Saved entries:
= = = = =
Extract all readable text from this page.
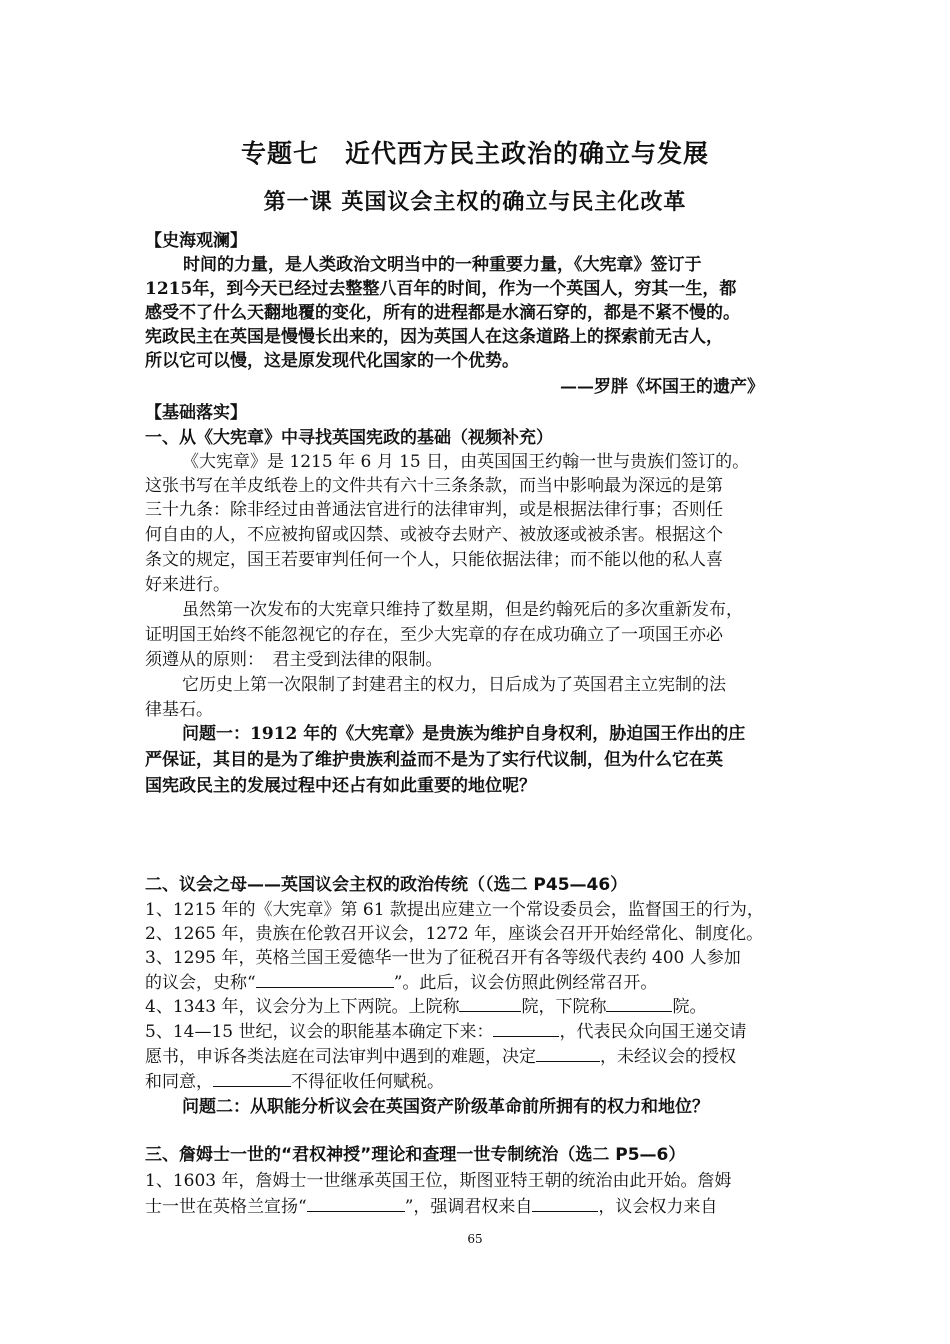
专题七　近代西方民主政治的确立与发展
第一课 英国议会主权的确立与民主化改革
【史海观澜】
时间的力量，是人类政治文明当中的一种重要力量，《大宪章》签订于
1215年，到今天已经过去整整八百年的时间，作为一个英国人，穷其一生，都
感受不了什么天翻地覆的变化，所有的进程都是水滴石穿的，都是不紧不慢的。
宪政民主在英国是慢慢长出来的，因为英国人在这条道路上的探索前无古人，
所以它可以慢，这是原发现代化国家的一个优势。
——罗胖《坏国王的遗产》
【基础落实】
一、从《大宪章》中寻找英国宪政的基础（视频补充）
《大宪章》是 1215 年 6 月 15 日，由英国国王约翰一世与贵族们签订的。
这张书写在羊皮纸卷上的文件共有六十三条条款，而当中影响最为深远的是第
三十九条：除非经过由普通法官进行的法律审判，或是根据法律行事；否则任
何自由的人，不应被拘留或囚禁、或被夺去财产、被放逐或被杀害。根据这个
条文的规定，国王若要审判任何一个人，只能依据法律；而不能以他的私人喜
好来进行。
虽然第一次发布的大宪章只维持了数星期，但是约翰死后的多次重新发布，
证明国王始终不能忽视它的存在，至少大宪章的存在成功确立了一项国王亦必
须遵从的原则：　君主受到法律的限制。
它历史上第一次限制了封建君主的权力，日后成为了英国君主立宪制的法
律基石。
问题一：1912 年的《大宪章》是贵族为维护自身权利，胁迫国王作出的庄
严保证，其目的是为了维护贵族利益而不是为了实行代议制，但为什么它在英
国宪政民主的发展过程中还占有如此重要的地位呢？
二、议会之母——英国议会主权的政治传统（（选二 P45—46）
1、1215 年的《大宪章》第 61 款提出应建立一个常设委员会，监督国王的行为，
2、1265 年，贵族在伦敦召开议会，1272 年，座谈会召开开始经常化、制度化。
3、1295 年，英格兰国王爱德华一世为了征税召开有各等级代表约 400 人参加
的议会，史称“	”。此后，议会仿照此例经常召开。
4、1343 年，议会分为上下两院。上院称	院，下院称	院。
5、14—15 世纪，议会的职能基本确定下来：	，代表民众向国王递交请
愿书，申诉各类法庭在司法审判中遇到的难题，决定	，未经议会的授权
和同意，	不得征收任何赋税。
问题二：从职能分析议会在英国资产阶级革命前所拥有的权力和地位？
三、詹姆士一世的“君权神授”理论和查理一世专制统治（选二 P5—6）
1、1603 年，詹姆士一世继承英国王位，斯图亚特王朝的统治由此开始。詹姆
士一世在英格兰宣扬“	”，强调君权来自	，议会权力来自
65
= = = = =
[The task] Write out the full listing verbatim, excluding its pictures.

[Task output]
Extract all readable text from this page.
专题七　近代西方民主政治的确立与发展
第一课 英国议会主权的确立与民主化改革
【史海观澜】
时间的力量，是人类政治文明当中的一种重要力量，《大宪章》签订于
1215年，到今天已经过去整整八百年的时间，作为一个英国人，穷其一生，都
感受不了什么天翻地覆的变化，所有的进程都是水滴石穿的，都是不紧不慢的。
宪政民主在英国是慢慢长出来的，因为英国人在这条道路上的探索前无古人，
所以它可以慢，这是原发现代化国家的一个优势。
——罗胖《坏国王的遗产》
【基础落实】
一、从《大宪章》中寻找英国宪政的基础（视频补充）
《大宪章》是 1215 年 6 月 15 日，由英国国王约翰一世与贵族们签订的。
这张书写在羊皮纸卷上的文件共有六十三条条款，而当中影响最为深远的是第
三十九条：除非经过由普通法官进行的法律审判，或是根据法律行事；否则任
何自由的人，不应被拘留或囚禁、或被夺去财产、被放逐或被杀害。根据这个
条文的规定，国王若要审判任何一个人，只能依据法律；而不能以他的私人喜
好来进行。
虽然第一次发布的大宪章只维持了数星期，但是约翰死后的多次重新发布，
证明国王始终不能忽视它的存在，至少大宪章的存在成功确立了一项国王亦必
须遵从的原则：　君主受到法律的限制。
它历史上第一次限制了封建君主的权力，日后成为了英国君主立宪制的法
律基石。
问题一：1912 年的《大宪章》是贵族为维护自身权利，胁迫国王作出的庄
严保证，其目的是为了维护贵族利益而不是为了实行代议制，但为什么它在英
国宪政民主的发展过程中还占有如此重要的地位呢？
二、议会之母——英国议会主权的政治传统（（选二 P45—46）
1、1215 年的《大宪章》第 61 款提出应建立一个常设委员会，监督国王的行为，
2、1265 年，贵族在伦敦召开议会，1272 年，座谈会召开开始经常化、制度化。
3、1295 年，英格兰国王爱德华一世为了征税召开有各等级代表约 400 人参加
的议会，史称“	”。此后，议会仿照此例经常召开。
4、1343 年，议会分为上下两院。上院称	院，下院称	院。
5、14—15 世纪，议会的职能基本确定下来：	，代表民众向国王递交请
愿书，申诉各类法庭在司法审判中遇到的难题，决定	，未经议会的授权
和同意，	不得征收任何赋税。
问题二：从职能分析议会在英国资产阶级革命前所拥有的权力和地位？
三、詹姆士一世的“君权神授”理论和查理一世专制统治（选二 P5—6）
1、1603 年，詹姆士一世继承英国王位，斯图亚特王朝的统治由此开始。詹姆
士一世在英格兰宣扬“	”，强调君权来自	，议会权力来自
65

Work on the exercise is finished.